**Task brief**
Take the records underneath and set them down exactly.

**Items**
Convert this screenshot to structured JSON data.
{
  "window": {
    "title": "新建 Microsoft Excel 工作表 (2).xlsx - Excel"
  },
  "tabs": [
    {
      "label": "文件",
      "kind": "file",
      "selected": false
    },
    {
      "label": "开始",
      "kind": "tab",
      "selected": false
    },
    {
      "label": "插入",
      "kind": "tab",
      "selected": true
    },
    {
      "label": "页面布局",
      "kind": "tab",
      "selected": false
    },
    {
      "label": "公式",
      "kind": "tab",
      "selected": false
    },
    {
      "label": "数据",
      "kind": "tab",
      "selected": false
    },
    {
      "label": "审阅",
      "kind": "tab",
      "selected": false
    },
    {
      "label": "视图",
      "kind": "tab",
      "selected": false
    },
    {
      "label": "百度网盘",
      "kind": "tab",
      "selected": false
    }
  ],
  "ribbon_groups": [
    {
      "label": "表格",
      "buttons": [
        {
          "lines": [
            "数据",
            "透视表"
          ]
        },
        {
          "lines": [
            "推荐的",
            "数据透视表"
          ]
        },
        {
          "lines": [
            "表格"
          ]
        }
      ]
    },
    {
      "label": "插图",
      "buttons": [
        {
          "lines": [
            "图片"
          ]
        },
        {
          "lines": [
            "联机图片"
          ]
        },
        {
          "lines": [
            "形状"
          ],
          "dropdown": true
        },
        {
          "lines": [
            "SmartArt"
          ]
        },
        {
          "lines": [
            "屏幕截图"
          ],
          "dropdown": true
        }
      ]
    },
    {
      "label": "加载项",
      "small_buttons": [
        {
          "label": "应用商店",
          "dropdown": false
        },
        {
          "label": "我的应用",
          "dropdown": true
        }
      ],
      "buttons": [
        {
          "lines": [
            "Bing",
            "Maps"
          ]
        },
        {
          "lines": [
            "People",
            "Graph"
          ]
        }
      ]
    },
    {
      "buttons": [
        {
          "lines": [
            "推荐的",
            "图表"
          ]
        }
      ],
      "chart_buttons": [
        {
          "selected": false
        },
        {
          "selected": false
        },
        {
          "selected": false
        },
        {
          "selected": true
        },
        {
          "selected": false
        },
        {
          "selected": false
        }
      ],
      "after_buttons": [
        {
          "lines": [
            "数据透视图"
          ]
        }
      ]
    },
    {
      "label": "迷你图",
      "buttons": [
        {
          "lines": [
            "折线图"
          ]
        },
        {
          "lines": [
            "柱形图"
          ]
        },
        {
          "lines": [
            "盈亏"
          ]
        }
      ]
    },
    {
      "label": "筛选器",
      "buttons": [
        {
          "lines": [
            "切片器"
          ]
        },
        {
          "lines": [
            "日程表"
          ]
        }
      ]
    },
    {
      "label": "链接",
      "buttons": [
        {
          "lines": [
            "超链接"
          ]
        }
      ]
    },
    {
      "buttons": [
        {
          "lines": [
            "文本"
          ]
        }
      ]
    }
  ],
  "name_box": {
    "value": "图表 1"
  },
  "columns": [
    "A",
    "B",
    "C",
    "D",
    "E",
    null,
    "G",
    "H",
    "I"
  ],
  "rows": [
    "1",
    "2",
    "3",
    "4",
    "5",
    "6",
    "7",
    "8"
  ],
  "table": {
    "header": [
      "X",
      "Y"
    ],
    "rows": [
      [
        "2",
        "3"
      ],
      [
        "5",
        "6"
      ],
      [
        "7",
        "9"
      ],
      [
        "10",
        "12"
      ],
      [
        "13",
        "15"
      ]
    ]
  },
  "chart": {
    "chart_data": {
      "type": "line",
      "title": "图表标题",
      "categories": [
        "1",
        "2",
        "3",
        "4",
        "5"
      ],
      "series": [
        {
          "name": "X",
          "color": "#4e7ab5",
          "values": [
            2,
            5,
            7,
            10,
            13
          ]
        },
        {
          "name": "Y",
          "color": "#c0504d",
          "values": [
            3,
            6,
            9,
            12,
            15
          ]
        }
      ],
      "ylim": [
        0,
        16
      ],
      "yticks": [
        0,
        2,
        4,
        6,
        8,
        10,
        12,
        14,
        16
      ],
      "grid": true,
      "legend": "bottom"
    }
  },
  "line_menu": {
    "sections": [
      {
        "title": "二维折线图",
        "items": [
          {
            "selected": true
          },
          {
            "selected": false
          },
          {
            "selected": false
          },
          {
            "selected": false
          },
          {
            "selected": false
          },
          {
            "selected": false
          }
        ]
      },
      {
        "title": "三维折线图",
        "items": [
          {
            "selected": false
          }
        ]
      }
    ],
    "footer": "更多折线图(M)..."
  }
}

**Result of this task**
Convert this screenshot to structured JSON data.
{
  "window": {
    "title": "新建 Microsoft Excel 工作表 (2).xlsx - Excel"
  },
  "tabs": [
    {
      "label": "文件",
      "kind": "file",
      "selected": false
    },
    {
      "label": "开始",
      "kind": "tab",
      "selected": false
    },
    {
      "label": "插入",
      "kind": "tab",
      "selected": true
    },
    {
      "label": "页面布局",
      "kind": "tab",
      "selected": false
    },
    {
      "label": "公式",
      "kind": "tab",
      "selected": false
    },
    {
      "label": "数据",
      "kind": "tab",
      "selected": false
    },
    {
      "label": "审阅",
      "kind": "tab",
      "selected": false
    },
    {
      "label": "视图",
      "kind": "tab",
      "selected": false
    },
    {
      "label": "百度网盘",
      "kind": "tab",
      "selected": false
    }
  ],
  "ribbon_groups": [
    {
      "label": "表格",
      "buttons": [
        {
          "lines": [
            "数据",
            "透视表"
          ]
        },
        {
          "lines": [
            "推荐的",
            "数据透视表"
          ]
        },
        {
          "lines": [
            "表格"
          ]
        }
      ]
    },
    {
      "label": "插图",
      "buttons": [
        {
          "lines": [
            "图片"
          ]
        },
        {
          "lines": [
            "联机图片"
          ]
        },
        {
          "lines": [
            "形状"
          ],
          "dropdown": true
        },
        {
          "lines": [
            "SmartArt"
          ]
        },
        {
          "lines": [
            "屏幕截图"
          ],
          "dropdown": true
        }
      ]
    },
    {
      "label": "加载项",
      "small_buttons": [
        {
          "label": "应用商店",
          "dropdown": false
        },
        {
          "label": "我的应用",
          "dropdown": true
        }
      ],
      "buttons": [
        {
          "lines": [
            "Bing",
            "Maps"
          ]
        },
        {
          "lines": [
            "People",
            "Graph"
          ]
        }
      ]
    },
    {
      "buttons": [
        {
          "lines": [
            "推荐的",
            "图表"
          ]
        }
      ],
      "chart_buttons": [
        {
          "selected": false
        },
        {
          "selected": false
        },
        {
          "selected": false
        },
        {
          "selected": true
        },
        {
          "selected": false
        },
        {
          "selected": false
        }
      ],
      "after_buttons": [
        {
          "lines": [
            "数据透视图"
          ]
        }
      ]
    },
    {
      "label": "迷你图",
      "buttons": [
        {
          "lines": [
            "折线图"
          ]
        },
        {
          "lines": [
            "柱形图"
          ]
        },
        {
          "lines": [
            "盈亏"
          ]
        }
      ]
    },
    {
      "label": "筛选器",
      "buttons": [
        {
          "lines": [
            "切片器"
          ]
        },
        {
          "lines": [
            "日程表"
          ]
        }
      ]
    },
    {
      "label": "链接",
      "buttons": [
        {
          "lines": [
            "超链接"
          ]
        }
      ]
    },
    {
      "buttons": [
        {
          "lines": [
            "文本"
          ]
        }
      ]
    }
  ],
  "name_box": {
    "value": "图表 1"
  },
  "columns": [
    "A",
    "B",
    "C",
    "D",
    "E",
    null,
    "G",
    "H",
    "I"
  ],
  "rows": [
    "1",
    "2",
    "3",
    "4",
    "5",
    "6",
    "7",
    "8"
  ],
  "table": {
    "header": [
      "X",
      "Y"
    ],
    "rows": [
      [
        "2",
        "3"
      ],
      [
        "5",
        "6"
      ],
      [
        "7",
        "9"
      ],
      [
        "10",
        "12"
      ],
      [
        "13",
        "15"
      ]
    ]
  },
  "chart": {
    "chart_data": {
      "type": "line",
      "title": "图表标题",
      "categories": [
        "1",
        "2",
        "3",
        "4",
        "5"
      ],
      "series": [
        {
          "name": "X",
          "color": "#4e7ab5",
          "values": [
            2,
            5,
            7,
            10,
            13
          ]
        },
        {
          "name": "Y",
          "color": "#c0504d",
          "values": [
            3,
            6,
            9,
            12,
            15
          ]
        }
      ],
      "ylim": [
        0,
        16
      ],
      "yticks": [
        0,
        2,
        4,
        6,
        8,
        10,
        12,
        14,
        16
      ],
      "grid": true,
      "legend": "bottom"
    }
  },
  "line_menu": {
    "sections": [
      {
        "title": "二维折线图",
        "items": [
          {
            "selected": true
          },
          {
            "selected": false
          },
          {
            "selected": false
          },
          {
            "selected": false
          },
          {
            "selected": false
          },
          {
            "selected": false
          }
        ]
      },
      {
        "title": "三维折线图",
        "items": [
          {
            "selected": false
          }
        ]
      }
    ],
    "footer": "更多折线图(M)..."
  }
}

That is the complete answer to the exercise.